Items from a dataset
________________

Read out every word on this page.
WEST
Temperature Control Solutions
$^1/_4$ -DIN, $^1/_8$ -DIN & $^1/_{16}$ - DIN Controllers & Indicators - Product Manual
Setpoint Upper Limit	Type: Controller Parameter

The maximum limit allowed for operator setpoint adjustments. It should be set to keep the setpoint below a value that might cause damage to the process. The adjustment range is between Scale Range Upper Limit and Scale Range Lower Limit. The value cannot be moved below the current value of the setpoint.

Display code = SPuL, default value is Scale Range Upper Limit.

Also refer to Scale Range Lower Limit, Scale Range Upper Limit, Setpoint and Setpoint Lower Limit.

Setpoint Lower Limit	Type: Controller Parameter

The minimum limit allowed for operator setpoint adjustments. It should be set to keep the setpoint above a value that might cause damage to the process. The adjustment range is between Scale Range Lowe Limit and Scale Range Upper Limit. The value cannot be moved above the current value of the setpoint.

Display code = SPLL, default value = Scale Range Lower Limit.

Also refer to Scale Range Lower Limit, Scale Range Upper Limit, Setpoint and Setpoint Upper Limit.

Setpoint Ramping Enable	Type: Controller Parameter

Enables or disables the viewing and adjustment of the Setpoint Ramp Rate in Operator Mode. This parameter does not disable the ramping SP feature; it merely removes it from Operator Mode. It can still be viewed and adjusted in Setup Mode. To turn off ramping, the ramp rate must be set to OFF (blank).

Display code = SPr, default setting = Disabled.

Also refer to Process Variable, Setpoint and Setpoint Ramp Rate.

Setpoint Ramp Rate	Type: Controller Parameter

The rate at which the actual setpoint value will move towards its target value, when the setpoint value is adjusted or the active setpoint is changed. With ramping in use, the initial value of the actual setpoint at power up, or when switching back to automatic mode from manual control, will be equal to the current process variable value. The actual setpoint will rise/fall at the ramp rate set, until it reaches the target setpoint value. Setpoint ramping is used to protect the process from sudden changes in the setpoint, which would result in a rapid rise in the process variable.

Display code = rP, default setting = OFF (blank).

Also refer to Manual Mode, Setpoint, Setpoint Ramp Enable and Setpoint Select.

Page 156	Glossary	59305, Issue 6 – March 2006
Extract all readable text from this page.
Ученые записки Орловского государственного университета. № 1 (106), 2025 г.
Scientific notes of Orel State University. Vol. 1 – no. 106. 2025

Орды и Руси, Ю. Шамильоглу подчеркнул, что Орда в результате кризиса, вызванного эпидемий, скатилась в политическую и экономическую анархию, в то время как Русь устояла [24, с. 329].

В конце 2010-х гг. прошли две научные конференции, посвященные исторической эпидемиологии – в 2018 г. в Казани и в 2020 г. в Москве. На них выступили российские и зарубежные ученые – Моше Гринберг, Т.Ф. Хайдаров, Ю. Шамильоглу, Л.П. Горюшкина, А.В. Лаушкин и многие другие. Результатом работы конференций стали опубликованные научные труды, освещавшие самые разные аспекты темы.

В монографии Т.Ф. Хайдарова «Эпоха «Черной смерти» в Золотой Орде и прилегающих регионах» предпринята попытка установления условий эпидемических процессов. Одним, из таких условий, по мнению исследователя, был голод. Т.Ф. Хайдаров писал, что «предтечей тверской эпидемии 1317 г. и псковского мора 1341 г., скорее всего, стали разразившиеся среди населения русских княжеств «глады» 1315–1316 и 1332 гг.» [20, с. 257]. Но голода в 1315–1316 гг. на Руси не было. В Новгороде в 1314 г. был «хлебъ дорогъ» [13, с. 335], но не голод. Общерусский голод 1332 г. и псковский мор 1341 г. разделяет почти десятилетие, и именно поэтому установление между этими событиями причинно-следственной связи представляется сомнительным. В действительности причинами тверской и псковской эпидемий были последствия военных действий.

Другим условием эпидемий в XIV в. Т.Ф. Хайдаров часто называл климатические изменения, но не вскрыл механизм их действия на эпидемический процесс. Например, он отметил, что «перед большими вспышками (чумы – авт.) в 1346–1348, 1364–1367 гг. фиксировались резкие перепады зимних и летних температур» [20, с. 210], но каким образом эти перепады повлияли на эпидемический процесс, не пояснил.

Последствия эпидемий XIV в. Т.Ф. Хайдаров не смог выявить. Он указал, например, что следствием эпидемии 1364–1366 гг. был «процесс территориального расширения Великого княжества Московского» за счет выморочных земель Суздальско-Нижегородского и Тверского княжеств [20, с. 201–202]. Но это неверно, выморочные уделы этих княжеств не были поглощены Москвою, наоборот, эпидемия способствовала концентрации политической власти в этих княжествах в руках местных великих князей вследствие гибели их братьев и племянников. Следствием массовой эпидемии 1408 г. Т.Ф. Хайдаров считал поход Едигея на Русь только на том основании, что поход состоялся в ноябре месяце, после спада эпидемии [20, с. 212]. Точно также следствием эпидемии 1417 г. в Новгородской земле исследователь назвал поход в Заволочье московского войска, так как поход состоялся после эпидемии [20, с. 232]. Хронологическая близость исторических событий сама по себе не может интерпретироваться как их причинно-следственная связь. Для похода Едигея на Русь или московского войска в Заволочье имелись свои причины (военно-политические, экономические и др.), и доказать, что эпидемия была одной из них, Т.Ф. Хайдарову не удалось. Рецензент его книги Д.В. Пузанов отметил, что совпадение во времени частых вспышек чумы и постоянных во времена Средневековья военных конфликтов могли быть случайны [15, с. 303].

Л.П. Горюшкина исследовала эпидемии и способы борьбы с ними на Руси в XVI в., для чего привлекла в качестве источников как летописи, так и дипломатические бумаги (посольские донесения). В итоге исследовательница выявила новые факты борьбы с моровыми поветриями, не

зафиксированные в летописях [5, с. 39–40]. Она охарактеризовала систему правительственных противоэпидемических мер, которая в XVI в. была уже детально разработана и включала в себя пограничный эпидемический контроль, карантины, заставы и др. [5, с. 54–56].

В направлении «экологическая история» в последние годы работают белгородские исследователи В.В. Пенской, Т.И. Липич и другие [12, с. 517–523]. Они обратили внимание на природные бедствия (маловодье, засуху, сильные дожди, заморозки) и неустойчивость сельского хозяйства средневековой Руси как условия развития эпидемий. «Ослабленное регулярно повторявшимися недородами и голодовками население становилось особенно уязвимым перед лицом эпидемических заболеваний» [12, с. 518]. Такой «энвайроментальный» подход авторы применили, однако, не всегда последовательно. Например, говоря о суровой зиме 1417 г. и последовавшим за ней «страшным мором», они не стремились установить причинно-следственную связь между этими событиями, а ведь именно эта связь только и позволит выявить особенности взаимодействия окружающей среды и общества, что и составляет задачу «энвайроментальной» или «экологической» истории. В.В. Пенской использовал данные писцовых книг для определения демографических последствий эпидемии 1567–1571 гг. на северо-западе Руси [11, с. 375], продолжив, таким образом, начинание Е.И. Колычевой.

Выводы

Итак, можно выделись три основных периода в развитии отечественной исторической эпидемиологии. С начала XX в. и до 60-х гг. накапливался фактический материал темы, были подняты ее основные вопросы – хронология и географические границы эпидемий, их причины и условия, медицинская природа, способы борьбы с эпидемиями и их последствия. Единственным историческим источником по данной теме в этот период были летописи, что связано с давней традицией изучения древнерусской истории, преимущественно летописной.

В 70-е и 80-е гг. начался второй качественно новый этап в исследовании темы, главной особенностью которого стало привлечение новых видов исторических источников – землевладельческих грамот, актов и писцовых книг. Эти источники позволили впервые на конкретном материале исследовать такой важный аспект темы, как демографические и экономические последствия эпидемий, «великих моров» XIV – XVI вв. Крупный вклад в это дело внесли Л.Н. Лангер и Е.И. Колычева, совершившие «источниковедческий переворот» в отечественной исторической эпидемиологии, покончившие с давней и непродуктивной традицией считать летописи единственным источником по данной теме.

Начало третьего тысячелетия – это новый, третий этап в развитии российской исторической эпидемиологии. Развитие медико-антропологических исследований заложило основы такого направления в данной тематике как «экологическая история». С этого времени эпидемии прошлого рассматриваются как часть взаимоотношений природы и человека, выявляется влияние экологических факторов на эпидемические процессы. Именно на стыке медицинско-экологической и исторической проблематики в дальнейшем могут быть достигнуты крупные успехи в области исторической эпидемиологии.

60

________________

**Work instructions**
In the entries above, find each line with the word "code" and copy it.

**Final result**
Display code = SPuL, default value is Scale Range Upper Limit.
Display code = SPLL, default value = Scale Range Lower Limit.
Display code = SPr, default setting = Disabled.
Display code = rP, default setting = OFF (blank).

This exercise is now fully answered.